Rows from a dataset:
-----
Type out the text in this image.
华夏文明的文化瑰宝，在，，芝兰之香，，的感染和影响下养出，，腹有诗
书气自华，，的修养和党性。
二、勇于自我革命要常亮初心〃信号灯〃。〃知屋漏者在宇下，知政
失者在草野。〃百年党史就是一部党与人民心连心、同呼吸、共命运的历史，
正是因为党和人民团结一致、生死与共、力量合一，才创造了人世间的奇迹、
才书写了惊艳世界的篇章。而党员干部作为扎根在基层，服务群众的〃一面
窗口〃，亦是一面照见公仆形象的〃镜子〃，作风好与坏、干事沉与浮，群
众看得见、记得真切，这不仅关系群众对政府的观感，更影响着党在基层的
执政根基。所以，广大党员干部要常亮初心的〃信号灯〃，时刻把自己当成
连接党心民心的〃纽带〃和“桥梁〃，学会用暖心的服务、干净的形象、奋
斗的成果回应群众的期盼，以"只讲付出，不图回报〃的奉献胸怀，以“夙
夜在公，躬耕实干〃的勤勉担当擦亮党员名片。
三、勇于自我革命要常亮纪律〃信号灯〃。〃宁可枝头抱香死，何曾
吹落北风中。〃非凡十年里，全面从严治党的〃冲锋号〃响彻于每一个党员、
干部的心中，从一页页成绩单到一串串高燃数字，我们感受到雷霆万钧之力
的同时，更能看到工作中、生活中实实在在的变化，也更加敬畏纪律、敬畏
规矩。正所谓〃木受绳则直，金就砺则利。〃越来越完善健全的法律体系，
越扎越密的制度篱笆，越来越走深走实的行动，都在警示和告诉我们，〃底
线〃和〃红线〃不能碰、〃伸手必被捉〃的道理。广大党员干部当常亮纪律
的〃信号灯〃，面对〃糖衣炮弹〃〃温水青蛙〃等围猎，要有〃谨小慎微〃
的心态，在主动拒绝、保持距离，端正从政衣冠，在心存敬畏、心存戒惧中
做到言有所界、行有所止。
-----
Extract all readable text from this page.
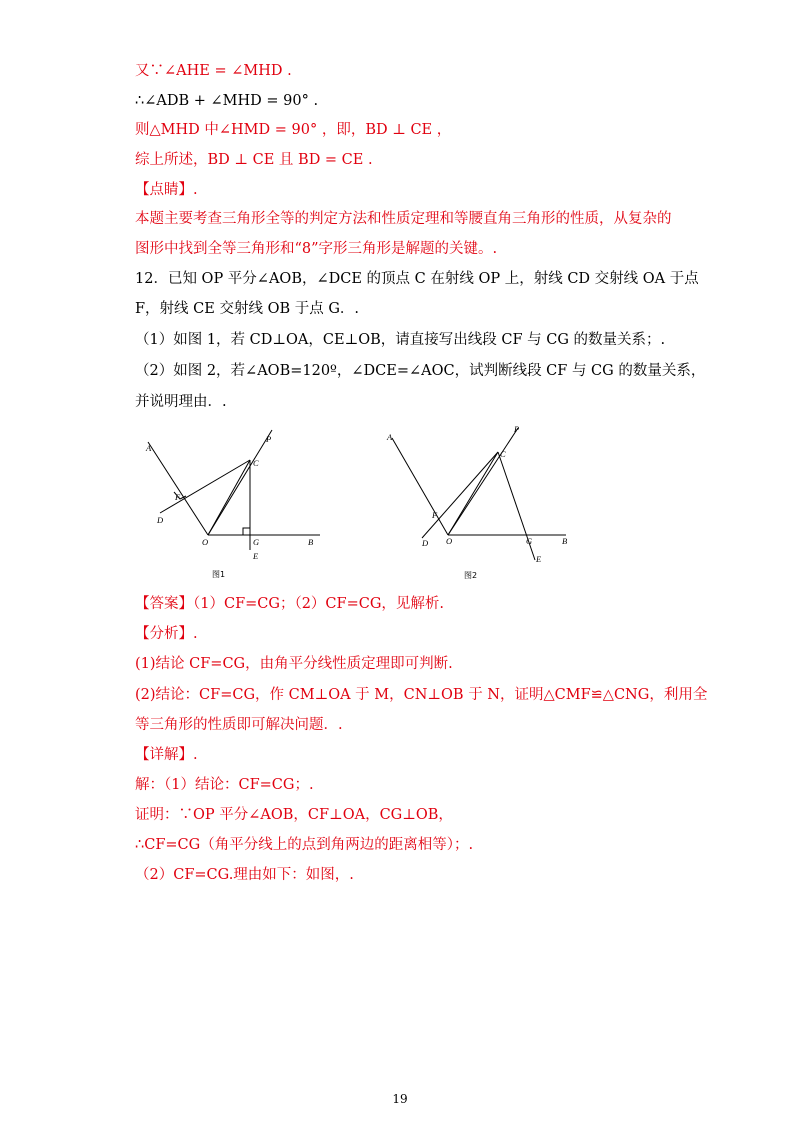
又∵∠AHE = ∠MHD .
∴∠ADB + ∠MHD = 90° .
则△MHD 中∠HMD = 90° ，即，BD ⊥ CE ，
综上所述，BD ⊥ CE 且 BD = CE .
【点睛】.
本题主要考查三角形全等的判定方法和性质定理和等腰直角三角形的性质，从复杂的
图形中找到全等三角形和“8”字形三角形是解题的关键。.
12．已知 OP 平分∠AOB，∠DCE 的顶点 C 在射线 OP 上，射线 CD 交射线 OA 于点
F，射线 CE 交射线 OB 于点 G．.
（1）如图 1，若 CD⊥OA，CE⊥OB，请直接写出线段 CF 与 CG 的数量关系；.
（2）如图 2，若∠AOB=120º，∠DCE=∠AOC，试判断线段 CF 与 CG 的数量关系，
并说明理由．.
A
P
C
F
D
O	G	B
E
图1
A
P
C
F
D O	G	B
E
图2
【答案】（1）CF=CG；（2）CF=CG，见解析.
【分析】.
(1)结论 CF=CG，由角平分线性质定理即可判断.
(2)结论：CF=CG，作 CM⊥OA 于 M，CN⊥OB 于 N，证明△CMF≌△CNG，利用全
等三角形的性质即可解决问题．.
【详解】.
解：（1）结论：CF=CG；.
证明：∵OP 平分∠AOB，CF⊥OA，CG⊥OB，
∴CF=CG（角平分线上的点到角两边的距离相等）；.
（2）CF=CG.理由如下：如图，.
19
-----
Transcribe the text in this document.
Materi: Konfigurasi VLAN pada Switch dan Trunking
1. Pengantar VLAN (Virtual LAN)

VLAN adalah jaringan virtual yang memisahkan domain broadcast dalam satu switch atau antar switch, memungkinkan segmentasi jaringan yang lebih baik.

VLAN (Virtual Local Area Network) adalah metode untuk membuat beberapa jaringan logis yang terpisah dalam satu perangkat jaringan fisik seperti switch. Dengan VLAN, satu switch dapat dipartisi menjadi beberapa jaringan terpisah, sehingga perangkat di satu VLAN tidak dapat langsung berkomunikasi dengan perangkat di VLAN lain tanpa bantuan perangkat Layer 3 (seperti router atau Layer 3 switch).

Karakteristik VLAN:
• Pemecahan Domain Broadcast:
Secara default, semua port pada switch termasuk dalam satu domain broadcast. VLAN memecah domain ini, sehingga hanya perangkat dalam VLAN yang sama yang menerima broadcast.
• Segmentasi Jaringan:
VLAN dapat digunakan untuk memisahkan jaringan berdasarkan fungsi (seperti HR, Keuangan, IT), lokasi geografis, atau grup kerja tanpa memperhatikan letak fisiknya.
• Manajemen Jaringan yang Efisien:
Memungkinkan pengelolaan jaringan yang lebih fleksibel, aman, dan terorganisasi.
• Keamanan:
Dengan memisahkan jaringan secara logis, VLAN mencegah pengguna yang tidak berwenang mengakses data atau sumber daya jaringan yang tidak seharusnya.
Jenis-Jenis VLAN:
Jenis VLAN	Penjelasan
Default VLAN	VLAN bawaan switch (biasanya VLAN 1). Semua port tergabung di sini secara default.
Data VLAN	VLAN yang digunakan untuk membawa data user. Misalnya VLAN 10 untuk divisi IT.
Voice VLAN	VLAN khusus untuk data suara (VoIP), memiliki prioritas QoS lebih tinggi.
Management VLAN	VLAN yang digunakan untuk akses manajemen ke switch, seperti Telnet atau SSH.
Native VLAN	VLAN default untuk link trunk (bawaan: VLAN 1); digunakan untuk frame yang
-----
What the exercise asks:
Provide the number of lines containing the string "Jenis", with no other output.

Output of the task:
2